# THE REQUEST
Copy each of the entries below faithfully, setting aside any pictures.

# Records from a dataset
==*==

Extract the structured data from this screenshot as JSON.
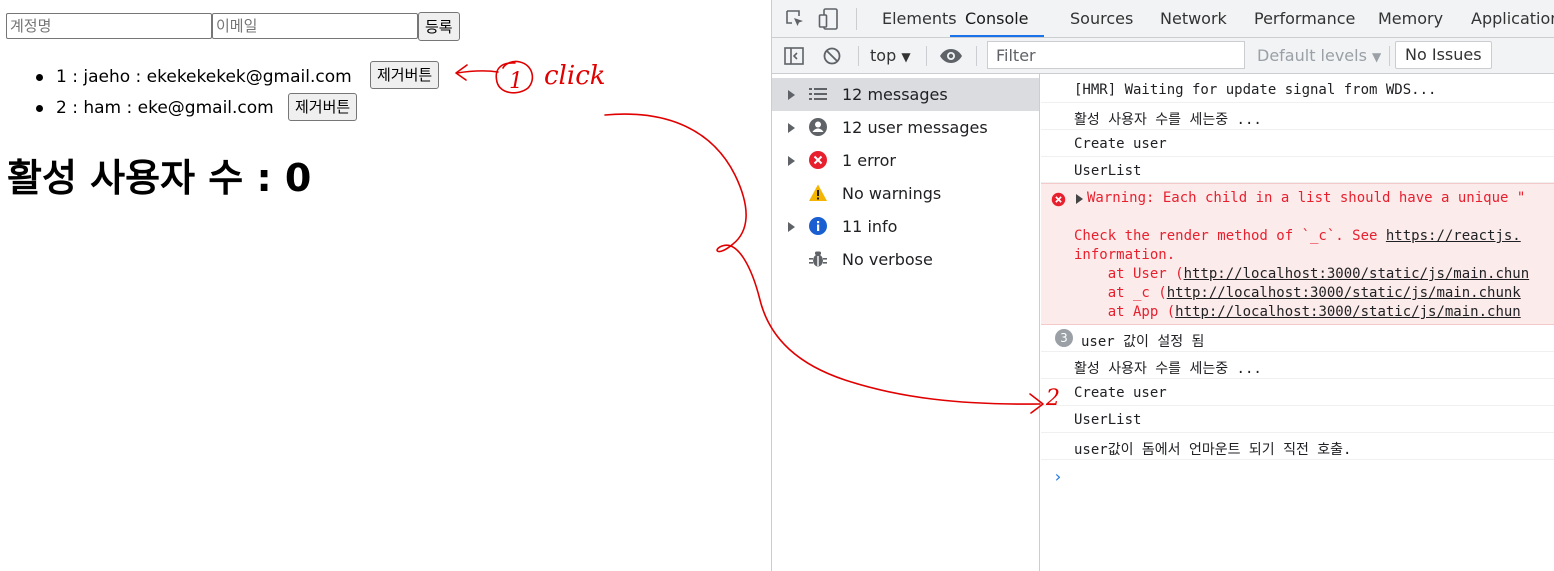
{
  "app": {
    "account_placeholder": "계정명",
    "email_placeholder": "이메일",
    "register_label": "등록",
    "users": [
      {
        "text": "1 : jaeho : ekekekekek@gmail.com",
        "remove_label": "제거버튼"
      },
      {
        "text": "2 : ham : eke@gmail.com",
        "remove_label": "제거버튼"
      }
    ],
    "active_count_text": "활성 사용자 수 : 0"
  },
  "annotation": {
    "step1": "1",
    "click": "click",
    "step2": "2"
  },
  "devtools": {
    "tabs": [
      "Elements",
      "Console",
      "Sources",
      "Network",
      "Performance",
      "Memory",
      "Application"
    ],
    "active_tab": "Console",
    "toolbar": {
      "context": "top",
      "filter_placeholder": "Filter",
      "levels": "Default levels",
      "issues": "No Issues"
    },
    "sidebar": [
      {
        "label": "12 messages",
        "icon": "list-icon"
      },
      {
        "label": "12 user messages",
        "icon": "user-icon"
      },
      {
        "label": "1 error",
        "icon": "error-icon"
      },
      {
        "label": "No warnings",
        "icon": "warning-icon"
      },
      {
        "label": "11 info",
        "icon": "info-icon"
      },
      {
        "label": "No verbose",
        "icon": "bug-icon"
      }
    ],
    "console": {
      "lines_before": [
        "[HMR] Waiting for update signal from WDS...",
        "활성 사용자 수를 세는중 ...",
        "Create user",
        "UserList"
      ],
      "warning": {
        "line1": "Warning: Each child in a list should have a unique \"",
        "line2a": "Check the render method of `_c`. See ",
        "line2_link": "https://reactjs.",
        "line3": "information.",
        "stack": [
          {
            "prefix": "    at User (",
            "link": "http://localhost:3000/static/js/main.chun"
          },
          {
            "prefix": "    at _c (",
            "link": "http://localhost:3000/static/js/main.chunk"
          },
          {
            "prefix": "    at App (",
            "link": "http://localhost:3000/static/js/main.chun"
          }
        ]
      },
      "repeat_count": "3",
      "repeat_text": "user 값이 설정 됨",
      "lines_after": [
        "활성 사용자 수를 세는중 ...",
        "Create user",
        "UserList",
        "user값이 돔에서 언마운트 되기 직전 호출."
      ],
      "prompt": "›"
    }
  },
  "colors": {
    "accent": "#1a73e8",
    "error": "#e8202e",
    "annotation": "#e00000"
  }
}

==*==

# ANSWER TO THE TASK
Extract the structured data from this screenshot as JSON.
{
  "app": {
    "account_placeholder": "계정명",
    "email_placeholder": "이메일",
    "register_label": "등록",
    "users": [
      {
        "text": "1 : jaeho : ekekekekek@gmail.com",
        "remove_label": "제거버튼"
      },
      {
        "text": "2 : ham : eke@gmail.com",
        "remove_label": "제거버튼"
      }
    ],
    "active_count_text": "활성 사용자 수 : 0"
  },
  "annotation": {
    "step1": "1",
    "click": "click",
    "step2": "2"
  },
  "devtools": {
    "tabs": [
      "Elements",
      "Console",
      "Sources",
      "Network",
      "Performance",
      "Memory",
      "Application"
    ],
    "active_tab": "Console",
    "toolbar": {
      "context": "top",
      "filter_placeholder": "Filter",
      "levels": "Default levels",
      "issues": "No Issues"
    },
    "sidebar": [
      {
        "label": "12 messages",
        "icon": "list-icon"
      },
      {
        "label": "12 user messages",
        "icon": "user-icon"
      },
      {
        "label": "1 error",
        "icon": "error-icon"
      },
      {
        "label": "No warnings",
        "icon": "warning-icon"
      },
      {
        "label": "11 info",
        "icon": "info-icon"
      },
      {
        "label": "No verbose",
        "icon": "bug-icon"
      }
    ],
    "console": {
      "lines_before": [
        "[HMR] Waiting for update signal from WDS...",
        "활성 사용자 수를 세는중 ...",
        "Create user",
        "UserList"
      ],
      "warning": {
        "line1": "Warning: Each child in a list should have a unique \"",
        "line2a": "Check the render method of `_c`. See ",
        "line2_link": "https://reactjs.",
        "line3": "information.",
        "stack": [
          {
            "prefix": "    at User (",
            "link": "http://localhost:3000/static/js/main.chun"
          },
          {
            "prefix": "    at _c (",
            "link": "http://localhost:3000/static/js/main.chunk"
          },
          {
            "prefix": "    at App (",
            "link": "http://localhost:3000/static/js/main.chun"
          }
        ]
      },
      "repeat_count": "3",
      "repeat_text": "user 값이 설정 됨",
      "lines_after": [
        "활성 사용자 수를 세는중 ...",
        "Create user",
        "UserList",
        "user값이 돔에서 언마운트 되기 직전 호출."
      ],
      "prompt": "›"
    }
  },
  "colors": {
    "accent": "#1a73e8",
    "error": "#e8202e",
    "annotation": "#e00000"
  }
}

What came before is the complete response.